• GIVEN PASSAGE:
- Directed by: René Clair
- Screenplay by: René Clair Jean Aurel
- Based on: La Grande ceinture by René Fallet
- Produced by: René Clair André Daven
- Starring: Pierre Brasseur Georges Brassens Henri Vidal Dany Carrel
- Cinematography: Robert Lefebvre
- Edited by: Louisette Hautecoeur
- Music by: Georges Brassens
- Distributed by: Cinédis (France) Lopert Pictures Corporation (U.S.)
- Release dates: 20 September 1957 (Italy); 25 September 1957 (France);
- Running time: 95 minutes
- Countries: France Italy
- Language: French

= Gates of Paris (film) =

Porte des Lilas (English: Gate of Lilacs) is a 1957 French-Italian crime drama film directed by René Clair, based on René Fallet's novel La Grande ceinture. The film is known as both Gates of Lilacs and The Gates of Paris, but was released under the latter title in the United States.

• RECORDS SHOWN:

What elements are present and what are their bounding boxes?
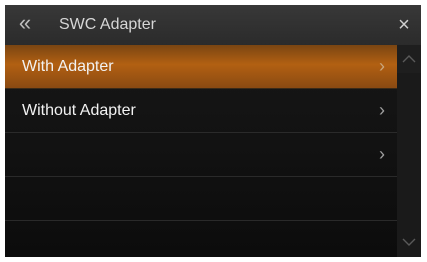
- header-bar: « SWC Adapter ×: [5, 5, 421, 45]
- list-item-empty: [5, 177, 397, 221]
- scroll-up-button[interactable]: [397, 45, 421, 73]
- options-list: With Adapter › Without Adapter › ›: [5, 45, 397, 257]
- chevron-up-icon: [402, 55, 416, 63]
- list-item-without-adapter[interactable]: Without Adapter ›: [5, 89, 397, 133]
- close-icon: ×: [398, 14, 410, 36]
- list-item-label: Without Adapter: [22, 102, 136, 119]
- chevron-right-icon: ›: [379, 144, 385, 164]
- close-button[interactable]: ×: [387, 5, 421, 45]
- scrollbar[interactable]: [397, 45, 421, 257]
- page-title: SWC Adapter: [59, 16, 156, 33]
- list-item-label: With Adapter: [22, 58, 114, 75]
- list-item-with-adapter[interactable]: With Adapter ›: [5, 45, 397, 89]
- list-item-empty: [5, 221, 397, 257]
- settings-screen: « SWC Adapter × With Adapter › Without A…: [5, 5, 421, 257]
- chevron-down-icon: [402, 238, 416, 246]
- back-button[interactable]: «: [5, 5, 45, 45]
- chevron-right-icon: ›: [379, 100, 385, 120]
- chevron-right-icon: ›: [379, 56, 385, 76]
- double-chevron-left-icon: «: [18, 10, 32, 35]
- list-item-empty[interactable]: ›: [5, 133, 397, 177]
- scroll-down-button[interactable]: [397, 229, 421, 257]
* * *
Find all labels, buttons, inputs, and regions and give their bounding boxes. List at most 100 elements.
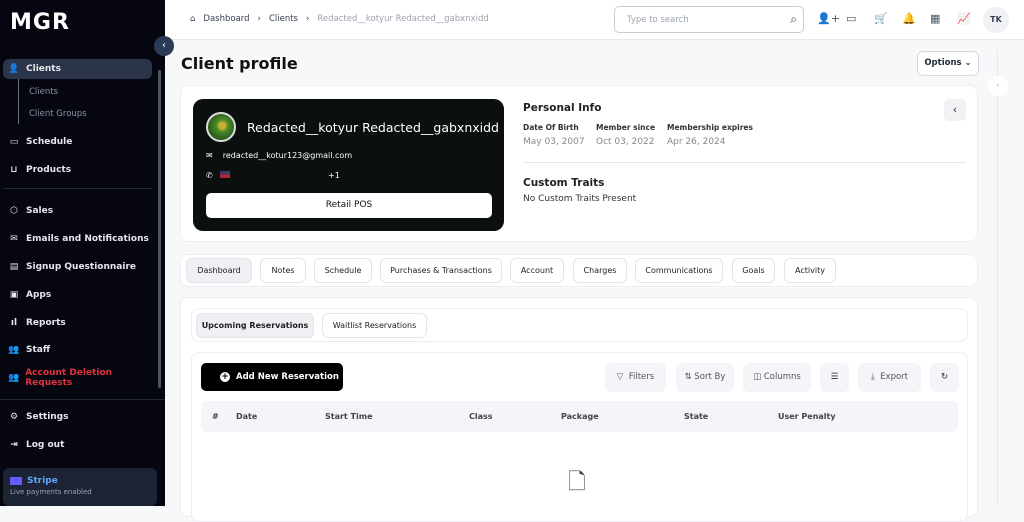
...
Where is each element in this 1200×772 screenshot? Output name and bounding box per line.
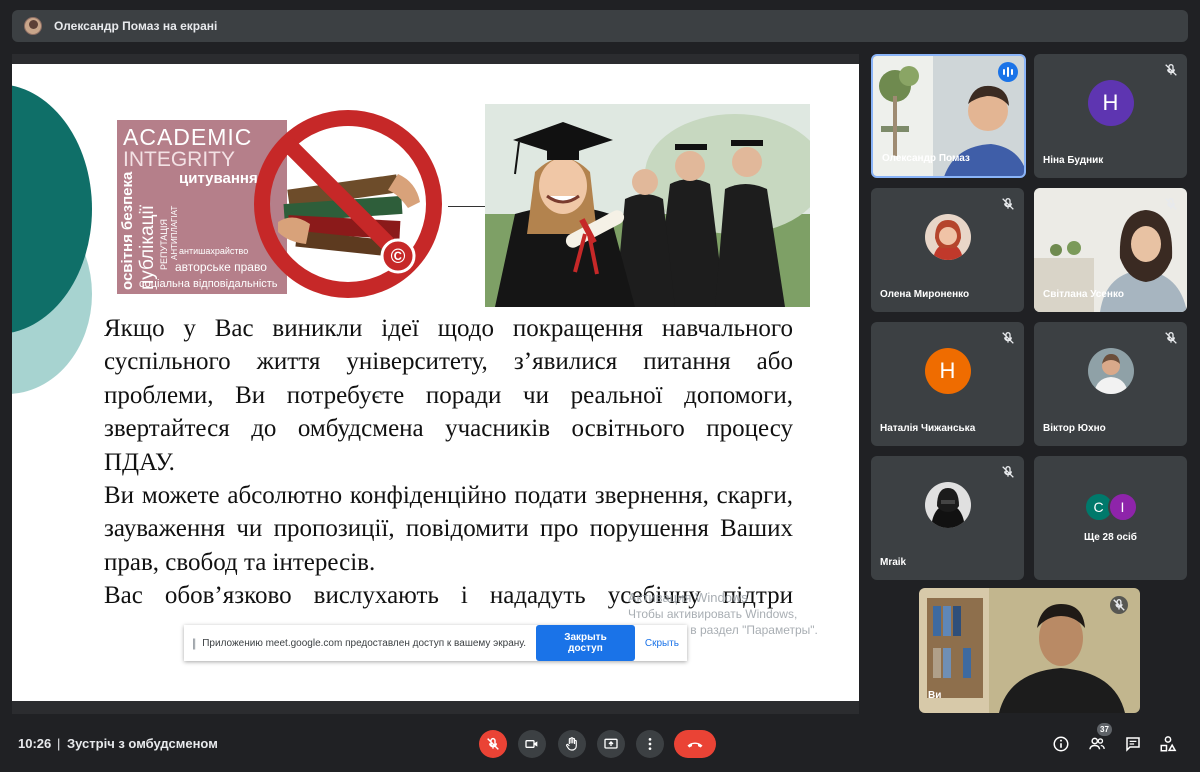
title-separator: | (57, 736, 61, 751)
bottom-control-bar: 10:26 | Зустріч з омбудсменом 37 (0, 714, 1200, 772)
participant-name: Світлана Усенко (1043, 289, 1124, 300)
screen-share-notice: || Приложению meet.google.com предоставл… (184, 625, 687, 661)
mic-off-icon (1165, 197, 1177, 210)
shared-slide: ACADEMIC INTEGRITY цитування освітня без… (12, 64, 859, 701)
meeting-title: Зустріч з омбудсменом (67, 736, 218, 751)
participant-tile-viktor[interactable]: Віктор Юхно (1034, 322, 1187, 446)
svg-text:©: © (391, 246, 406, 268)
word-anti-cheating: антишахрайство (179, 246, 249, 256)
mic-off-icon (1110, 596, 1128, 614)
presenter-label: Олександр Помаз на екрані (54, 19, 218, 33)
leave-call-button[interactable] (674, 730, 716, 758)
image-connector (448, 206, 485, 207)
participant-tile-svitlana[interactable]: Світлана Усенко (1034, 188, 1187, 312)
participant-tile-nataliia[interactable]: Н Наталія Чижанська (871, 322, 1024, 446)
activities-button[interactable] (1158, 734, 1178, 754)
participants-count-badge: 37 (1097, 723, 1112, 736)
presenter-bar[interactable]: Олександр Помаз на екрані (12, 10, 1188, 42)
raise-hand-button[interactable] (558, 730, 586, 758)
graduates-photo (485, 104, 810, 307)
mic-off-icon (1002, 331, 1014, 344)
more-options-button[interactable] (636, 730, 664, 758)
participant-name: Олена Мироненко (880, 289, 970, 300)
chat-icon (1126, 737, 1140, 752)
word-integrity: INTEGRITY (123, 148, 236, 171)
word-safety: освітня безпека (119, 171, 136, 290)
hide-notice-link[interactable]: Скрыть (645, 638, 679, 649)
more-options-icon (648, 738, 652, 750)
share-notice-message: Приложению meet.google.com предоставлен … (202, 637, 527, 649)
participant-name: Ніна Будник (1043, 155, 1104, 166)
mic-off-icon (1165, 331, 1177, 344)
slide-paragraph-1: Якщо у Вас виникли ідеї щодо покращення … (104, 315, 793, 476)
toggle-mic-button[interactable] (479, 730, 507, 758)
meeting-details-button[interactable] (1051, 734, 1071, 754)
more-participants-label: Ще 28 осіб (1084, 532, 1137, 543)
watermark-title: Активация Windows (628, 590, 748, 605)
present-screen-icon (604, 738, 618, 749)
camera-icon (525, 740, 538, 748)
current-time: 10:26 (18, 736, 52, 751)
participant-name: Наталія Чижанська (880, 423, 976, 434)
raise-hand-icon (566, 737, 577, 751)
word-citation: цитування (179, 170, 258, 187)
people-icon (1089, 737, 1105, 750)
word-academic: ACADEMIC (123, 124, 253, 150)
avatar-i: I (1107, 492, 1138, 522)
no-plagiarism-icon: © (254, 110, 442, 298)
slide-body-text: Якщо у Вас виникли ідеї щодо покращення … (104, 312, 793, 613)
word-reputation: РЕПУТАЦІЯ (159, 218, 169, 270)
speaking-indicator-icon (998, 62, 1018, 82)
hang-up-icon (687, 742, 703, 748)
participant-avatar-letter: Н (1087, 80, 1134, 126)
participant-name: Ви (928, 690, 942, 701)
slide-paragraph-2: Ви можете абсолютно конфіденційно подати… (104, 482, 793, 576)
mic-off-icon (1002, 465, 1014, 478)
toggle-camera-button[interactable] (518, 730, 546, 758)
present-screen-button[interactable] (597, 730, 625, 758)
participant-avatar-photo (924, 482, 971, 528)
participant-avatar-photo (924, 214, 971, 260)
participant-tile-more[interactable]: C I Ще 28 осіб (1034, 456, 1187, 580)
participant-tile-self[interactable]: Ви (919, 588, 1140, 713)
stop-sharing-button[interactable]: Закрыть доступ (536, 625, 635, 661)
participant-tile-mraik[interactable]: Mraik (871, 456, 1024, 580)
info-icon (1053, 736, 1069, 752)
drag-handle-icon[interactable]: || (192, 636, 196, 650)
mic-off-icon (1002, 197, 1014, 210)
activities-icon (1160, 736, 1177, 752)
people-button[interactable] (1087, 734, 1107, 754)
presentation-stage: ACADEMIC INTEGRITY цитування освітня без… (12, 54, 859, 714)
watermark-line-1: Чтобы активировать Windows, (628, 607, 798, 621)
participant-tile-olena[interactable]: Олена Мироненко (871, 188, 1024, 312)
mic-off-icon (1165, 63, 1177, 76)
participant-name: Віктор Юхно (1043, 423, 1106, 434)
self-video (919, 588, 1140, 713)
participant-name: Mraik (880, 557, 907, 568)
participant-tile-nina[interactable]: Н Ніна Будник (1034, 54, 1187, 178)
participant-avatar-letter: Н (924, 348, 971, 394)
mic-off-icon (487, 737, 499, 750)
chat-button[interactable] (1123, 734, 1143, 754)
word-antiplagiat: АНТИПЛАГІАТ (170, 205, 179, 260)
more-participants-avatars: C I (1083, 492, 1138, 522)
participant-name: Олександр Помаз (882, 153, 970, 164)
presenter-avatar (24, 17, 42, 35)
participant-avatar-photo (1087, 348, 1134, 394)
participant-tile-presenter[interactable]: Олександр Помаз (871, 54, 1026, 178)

• REQUIRED TASKS:
**a)** Please list every actor named in the Starring line of the Gates of Paris text.
**b)** Retype the stretch of the Gates of Paris text from "Porte des Lilas" through "the United States.".
**c)** Extend the Gates of Paris text by writing what comes after its last sentence.
The records have nothing to do with what comes next.

• RESPONSE LIST:
**a)** Pierre Brasseur, Georges Brassens, Henri Vidal, Dany Carrel

**b)**
Porte des Lilas (English: Gate of Lilacs) is a 1957 French-Italian crime drama film directed by René Clair, based on René Fallet's novel La Grande ceinture. The film is known as both Gates of Lilacs and The Gates of Paris, but was released under the latter title in the United States.

**c)**
==Plot==
Pierre Barbier is a convicted criminal accused of murder and wanted by the police. Hungry and sick, he finds refuge with a kind-hearted boy known as "The Artist." His unexpected arrival disrupts the lives of three inhabitants of the working-class neighborhood of Porte des Lilas in eastern Paris. First, there's the Artist, who struggles with the presence of the outlaw in his home but tries to help him get proper documentation. Then there's Juju, a lazy, alcoholic man who admires Barbier. Lastly, there's Maria, who suspects a secret and sneaks into the Artist's house to find Barbier. He deceives her in a vile manner, which infuriates Juju, who is in love with her. In the end, Juju commits a crime by killing the man who ruined his dreams.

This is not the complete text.